--- Input for this task Enclosed Below ---
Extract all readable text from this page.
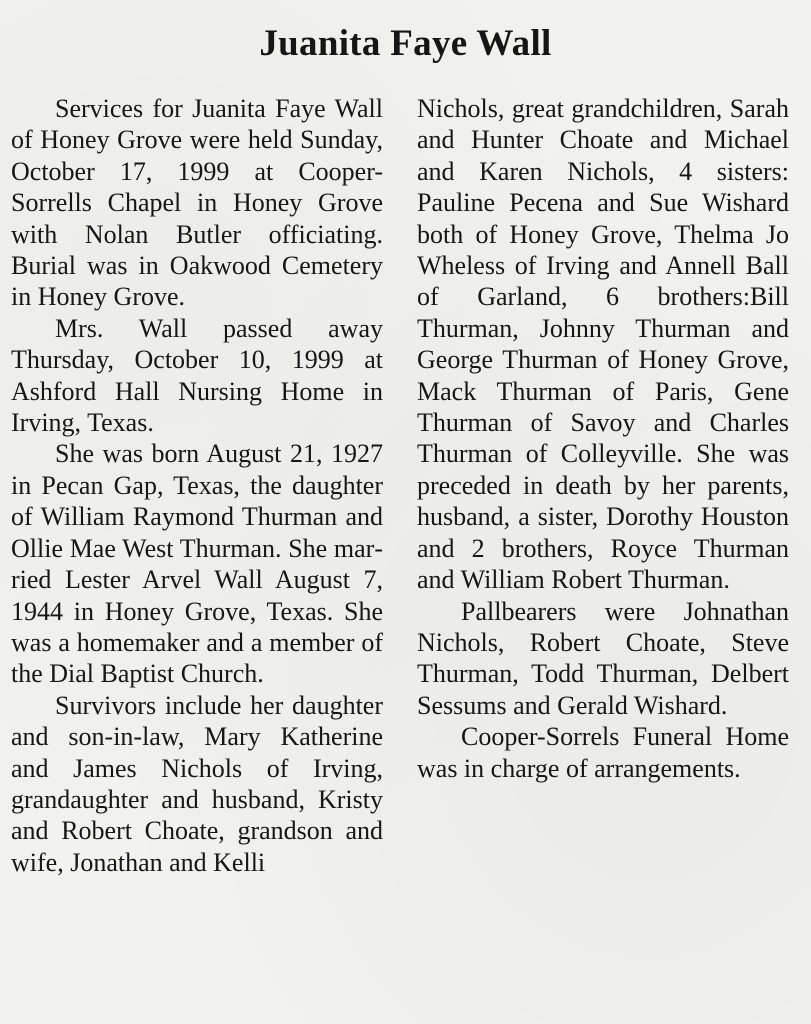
Juanita Faye Wall

Services for Juanita Faye Wall of Honey Grove were held Sunday, October 17, 1999 at Cooper-Sorrells Chapel in Honey Grove with Nolan Butler officiating. Burial was in Oakwood Cemetery in Honey Grove.

Mrs. Wall passed away Thursday, October 10, 1999 at Ashford Hall Nursing Home in Irving, Texas.

She was born August 21, 1927 in Pecan Gap, Texas, the daughter of William Raymond Thurman and Ollie Mae West Thurman. She married Lester Arvel Wall August 7, 1944 in Honey Grove, Texas. She was a homemaker and a member of the Dial Baptist Church.

Survivors include her daughter and son-in-law, Mary Katherine and James Nichols of Irving, grandaughter and husband, Kristy and Robert Choate, grandson and wife, Jonathan and Kelli

Nichols, great grandchildren, Sarah and Hunter Choate and Michael and Karen Nichols, 4 sisters: Pauline Pecena and Sue Wishard both of Honey Grove, Thelma Jo Wheless of Irving and Annell Ball of Garland, 6 brothers:Bill Thurman, Johnny Thurman and George Thurman of Honey Grove, Mack Thurman of Paris, Gene Thurman of Savoy and Charles Thurman of Colleyville. She was preceded in death by her parents, husband, a sister, Dorothy Houston and 2 brothers, Royce Thurman and William Robert Thurman.

Pallbearers were Johnathan Nichols, Robert Choate, Steve Thurman, Todd Thurman, Delbert Sessums and Gerald Wishard.

Cooper-Sorrels Funeral Home was in charge of arrangements.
--- End of Enclosed Input for this task ---
## Task goal
Find the lines above that contain the word "Faye" and copy each one.

## Answer to the problem
Juanita Faye Wall
Services for Juanita Faye Wall of Honey Grove were held Sunday, October 17, 1999 at Cooper-Sorrells Chapel in Honey Grove with Nolan Butler officiating. Burial was in Oakwood Cemetery in Honey Grove.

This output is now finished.